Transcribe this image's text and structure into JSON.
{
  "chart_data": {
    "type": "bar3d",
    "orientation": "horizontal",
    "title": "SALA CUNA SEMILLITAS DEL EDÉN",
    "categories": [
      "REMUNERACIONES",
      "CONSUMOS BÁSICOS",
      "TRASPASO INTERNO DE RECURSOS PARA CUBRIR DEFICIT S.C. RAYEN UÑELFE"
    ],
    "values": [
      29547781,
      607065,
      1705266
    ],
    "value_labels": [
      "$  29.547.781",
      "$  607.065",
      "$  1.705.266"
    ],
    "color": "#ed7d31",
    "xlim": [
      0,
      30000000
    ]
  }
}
• • • •
WHAT YOU NEED TO DO
Retype all the records, matching them exactly.

TASK ANSWER
Transcribe this image's text and structure into JSON.
{
  "chart_data": {
    "type": "bar3d",
    "orientation": "horizontal",
    "title": "SALA CUNA SEMILLITAS DEL EDÉN",
    "categories": [
      "REMUNERACIONES",
      "CONSUMOS BÁSICOS",
      "TRASPASO INTERNO DE RECURSOS PARA CUBRIR DEFICIT S.C. RAYEN UÑELFE"
    ],
    "values": [
      29547781,
      607065,
      1705266
    ],
    "value_labels": [
      "$  29.547.781",
      "$  607.065",
      "$  1.705.266"
    ],
    "color": "#ed7d31",
    "xlim": [
      0,
      30000000
    ]
  }
}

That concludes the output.